>> start Supplied data

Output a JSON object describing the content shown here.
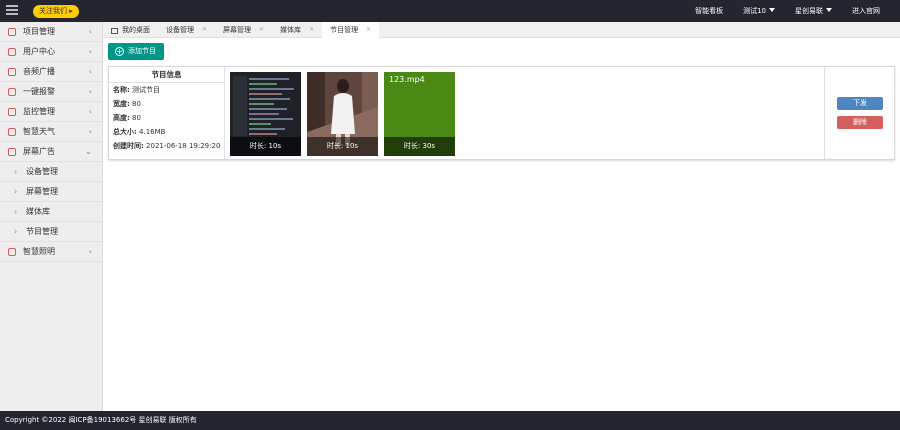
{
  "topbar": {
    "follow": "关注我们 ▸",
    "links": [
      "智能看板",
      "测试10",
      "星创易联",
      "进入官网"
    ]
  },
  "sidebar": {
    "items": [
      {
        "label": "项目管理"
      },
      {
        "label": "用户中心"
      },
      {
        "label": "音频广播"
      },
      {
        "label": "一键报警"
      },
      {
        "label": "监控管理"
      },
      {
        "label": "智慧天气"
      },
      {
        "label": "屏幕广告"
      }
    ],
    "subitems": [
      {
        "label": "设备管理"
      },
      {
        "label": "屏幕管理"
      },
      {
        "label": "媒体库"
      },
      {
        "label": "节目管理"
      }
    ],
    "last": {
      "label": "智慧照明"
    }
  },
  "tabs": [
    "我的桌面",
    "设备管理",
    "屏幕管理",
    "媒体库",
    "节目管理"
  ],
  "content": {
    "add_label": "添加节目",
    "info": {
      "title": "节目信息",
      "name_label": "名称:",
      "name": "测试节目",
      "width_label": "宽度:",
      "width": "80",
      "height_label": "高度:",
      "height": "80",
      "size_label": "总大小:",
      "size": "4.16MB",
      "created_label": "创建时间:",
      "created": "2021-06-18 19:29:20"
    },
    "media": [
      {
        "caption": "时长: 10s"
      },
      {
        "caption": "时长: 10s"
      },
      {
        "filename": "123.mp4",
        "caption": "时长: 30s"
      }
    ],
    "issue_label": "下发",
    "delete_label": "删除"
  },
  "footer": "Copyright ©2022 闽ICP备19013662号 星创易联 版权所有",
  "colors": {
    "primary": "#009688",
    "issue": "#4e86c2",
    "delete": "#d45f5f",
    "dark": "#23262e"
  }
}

>> end Supplied data
>> start Supplied data

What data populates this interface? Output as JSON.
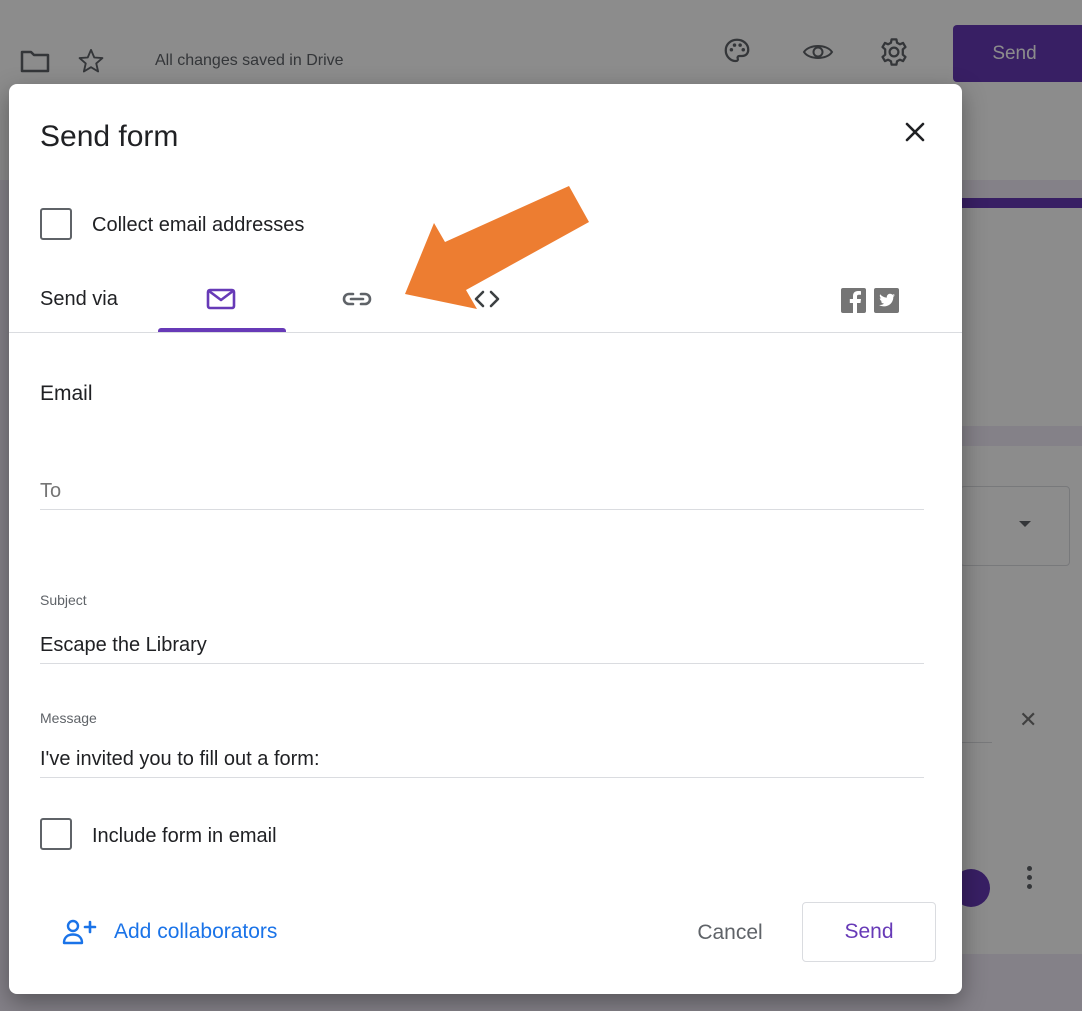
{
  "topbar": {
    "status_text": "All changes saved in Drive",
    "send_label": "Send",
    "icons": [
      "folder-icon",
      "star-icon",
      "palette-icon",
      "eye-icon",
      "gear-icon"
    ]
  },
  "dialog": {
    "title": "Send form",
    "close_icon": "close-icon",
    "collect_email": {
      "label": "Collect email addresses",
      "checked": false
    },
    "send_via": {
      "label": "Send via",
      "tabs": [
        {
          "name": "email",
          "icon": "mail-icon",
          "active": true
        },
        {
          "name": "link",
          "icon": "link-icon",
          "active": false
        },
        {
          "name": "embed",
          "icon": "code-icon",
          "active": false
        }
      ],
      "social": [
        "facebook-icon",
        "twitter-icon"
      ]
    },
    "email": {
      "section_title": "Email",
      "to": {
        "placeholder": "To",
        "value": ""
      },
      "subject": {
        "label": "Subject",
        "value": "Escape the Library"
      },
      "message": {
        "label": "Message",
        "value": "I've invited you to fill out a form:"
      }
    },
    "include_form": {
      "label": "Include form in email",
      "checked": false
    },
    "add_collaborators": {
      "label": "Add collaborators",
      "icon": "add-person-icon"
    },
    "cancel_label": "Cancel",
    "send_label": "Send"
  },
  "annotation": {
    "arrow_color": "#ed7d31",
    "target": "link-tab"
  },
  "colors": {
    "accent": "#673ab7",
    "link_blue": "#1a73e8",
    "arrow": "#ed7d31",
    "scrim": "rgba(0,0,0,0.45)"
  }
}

>> end Supplied data

Exercise goal:
Find the lines above holding the word "value" and show them.

Solution to the problem:
        "value": ""
        "value": "Escape the Library"
        "value": "I've invited you to fill out a form:"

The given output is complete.